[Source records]
— Begin —
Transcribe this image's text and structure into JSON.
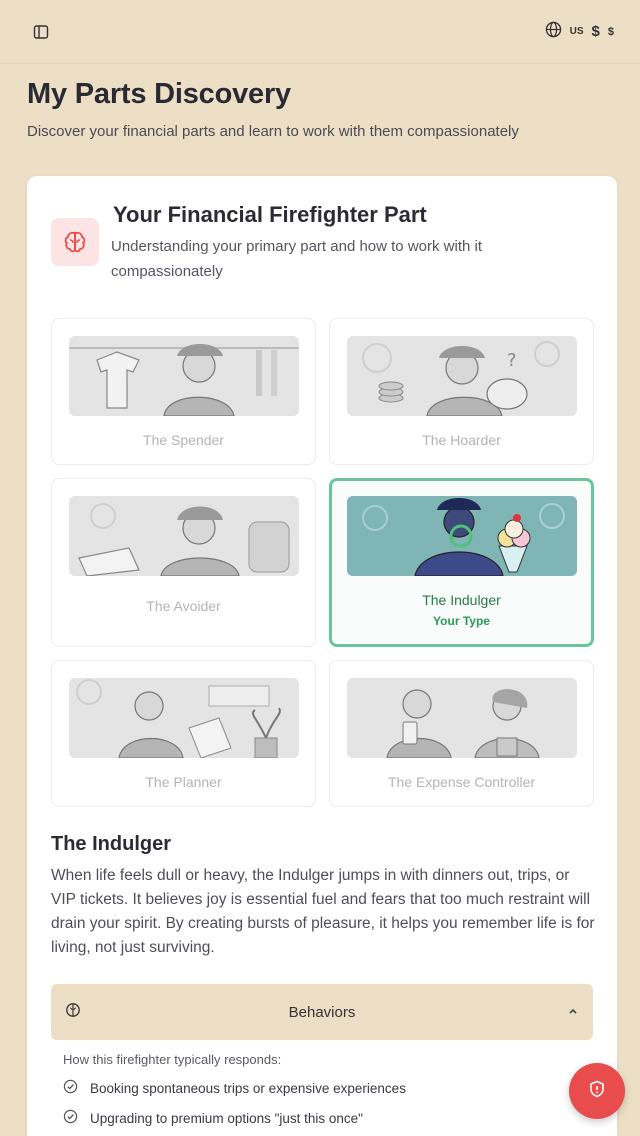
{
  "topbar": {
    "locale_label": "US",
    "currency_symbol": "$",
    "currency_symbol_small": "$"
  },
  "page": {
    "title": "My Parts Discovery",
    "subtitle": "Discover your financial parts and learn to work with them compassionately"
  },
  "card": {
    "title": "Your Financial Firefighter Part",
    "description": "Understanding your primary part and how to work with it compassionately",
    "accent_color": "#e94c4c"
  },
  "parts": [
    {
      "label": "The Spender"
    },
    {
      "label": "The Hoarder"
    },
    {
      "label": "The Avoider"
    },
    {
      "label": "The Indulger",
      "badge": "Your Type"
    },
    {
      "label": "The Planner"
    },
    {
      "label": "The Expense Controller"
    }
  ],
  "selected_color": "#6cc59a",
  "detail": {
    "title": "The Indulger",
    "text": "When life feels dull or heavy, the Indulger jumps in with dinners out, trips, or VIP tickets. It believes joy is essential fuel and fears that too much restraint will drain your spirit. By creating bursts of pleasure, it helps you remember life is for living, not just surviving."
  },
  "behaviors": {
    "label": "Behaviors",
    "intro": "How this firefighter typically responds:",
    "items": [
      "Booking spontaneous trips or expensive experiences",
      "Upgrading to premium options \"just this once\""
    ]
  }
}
— End —
**Your objective**
Reproduce the material above verbatim; omit every picture.

**Reply to the exercise**
Transcribe this image's text and structure into JSON.
{
  "topbar": {
    "locale_label": "US",
    "currency_symbol": "$",
    "currency_symbol_small": "$"
  },
  "page": {
    "title": "My Parts Discovery",
    "subtitle": "Discover your financial parts and learn to work with them compassionately"
  },
  "card": {
    "title": "Your Financial Firefighter Part",
    "description": "Understanding your primary part and how to work with it compassionately",
    "accent_color": "#e94c4c"
  },
  "parts": [
    {
      "label": "The Spender"
    },
    {
      "label": "The Hoarder"
    },
    {
      "label": "The Avoider"
    },
    {
      "label": "The Indulger",
      "badge": "Your Type"
    },
    {
      "label": "The Planner"
    },
    {
      "label": "The Expense Controller"
    }
  ],
  "selected_color": "#6cc59a",
  "detail": {
    "title": "The Indulger",
    "text": "When life feels dull or heavy, the Indulger jumps in with dinners out, trips, or VIP tickets. It believes joy is essential fuel and fears that too much restraint will drain your spirit. By creating bursts of pleasure, it helps you remember life is for living, not just surviving."
  },
  "behaviors": {
    "label": "Behaviors",
    "intro": "How this firefighter typically responds:",
    "items": [
      "Booking spontaneous trips or expensive experiences",
      "Upgrading to premium options \"just this once\""
    ]
  }
}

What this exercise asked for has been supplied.